Request:
Reproduce every entry exactly and leave its pictures out.

==*==

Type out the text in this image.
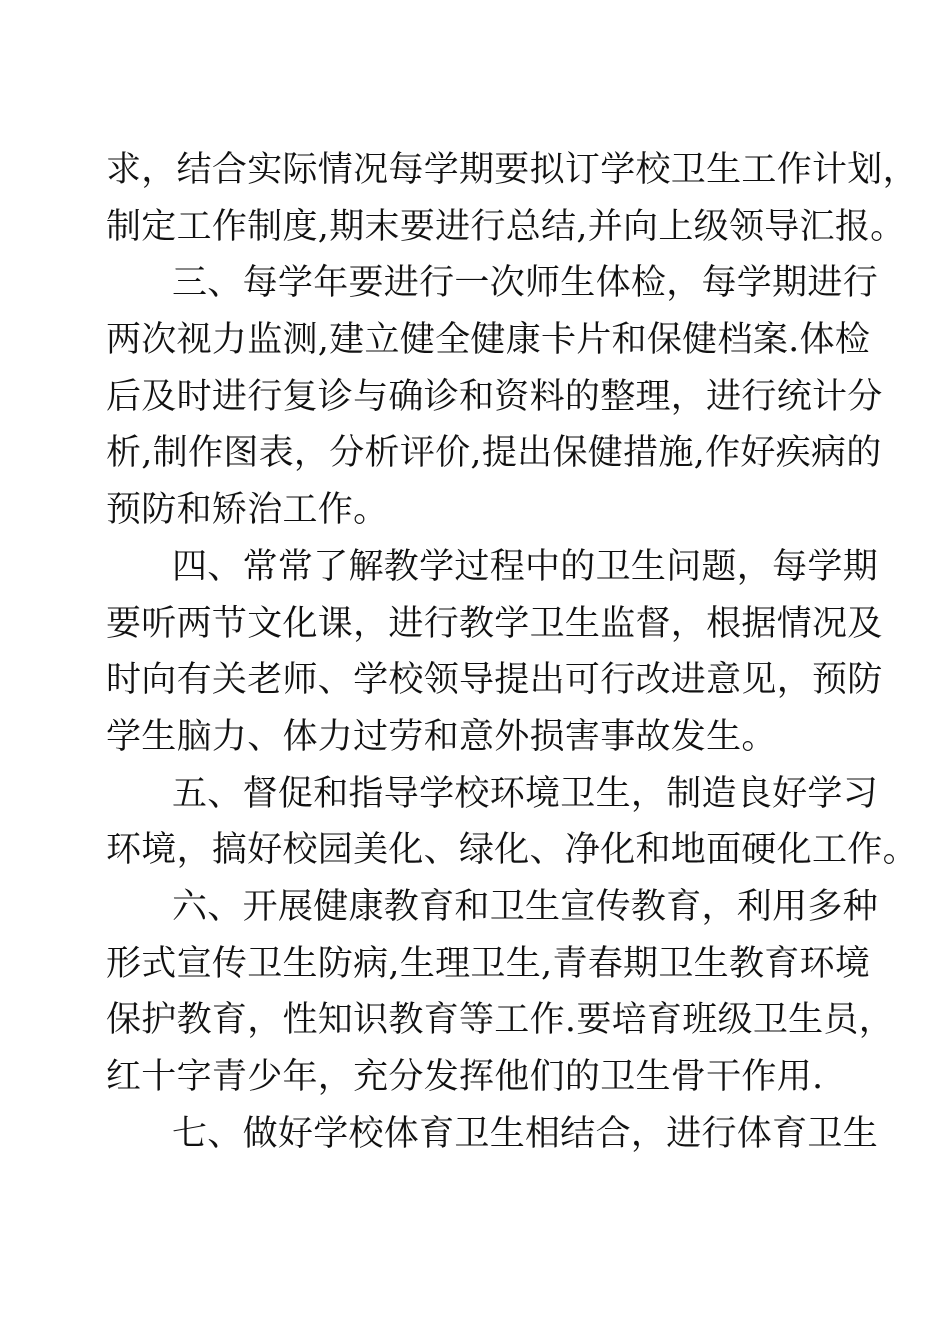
求，结合实际情况每学期要拟订学校卫生工作计划，
制定工作制度,期末要进行总结,并向上级领导汇报。
三、每学年要进行一次师生体检，每学期进行
两次视力监测,建立健全健康卡片和保健档案.体检
后及时进行复诊与确诊和资料的整理，进行统计分
析,制作图表，分析评价,提出保健措施,作好疾病的
预防和矫治工作。
四、常常了解教学过程中的卫生问题，每学期
要听两节文化课，进行教学卫生监督，根据情况及
时向有关老师、学校领导提出可行改进意见，预防
学生脑力、体力过劳和意外损害事故发生。
五、督促和指导学校环境卫生，制造良好学习
环境，搞好校园美化、绿化、净化和地面硬化工作。
六、开展健康教育和卫生宣传教育，利用多种
形式宣传卫生防病,生理卫生,青春期卫生教育环境
保护教育，性知识教育等工作.要培育班级卫生员，
红十字青少年，充分发挥他们的卫生骨干作用.
七、做好学校体育卫生相结合，进行体育卫生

==*==

Expected answer:
Type out the text in this image.
求，结合实际情况每学期要拟订学校卫生工作计划，
制定工作制度,期末要进行总结,并向上级领导汇报。
三、每学年要进行一次师生体检，每学期进行
两次视力监测,建立健全健康卡片和保健档案.体检
后及时进行复诊与确诊和资料的整理，进行统计分
析,制作图表，分析评价,提出保健措施,作好疾病的
预防和矫治工作。
四、常常了解教学过程中的卫生问题，每学期
要听两节文化课，进行教学卫生监督，根据情况及
时向有关老师、学校领导提出可行改进意见，预防
学生脑力、体力过劳和意外损害事故发生。
五、督促和指导学校环境卫生，制造良好学习
环境，搞好校园美化、绿化、净化和地面硬化工作。
六、开展健康教育和卫生宣传教育，利用多种
形式宣传卫生防病,生理卫生,青春期卫生教育环境
保护教育，性知识教育等工作.要培育班级卫生员，
红十字青少年，充分发挥他们的卫生骨干作用.
七、做好学校体育卫生相结合，进行体育卫生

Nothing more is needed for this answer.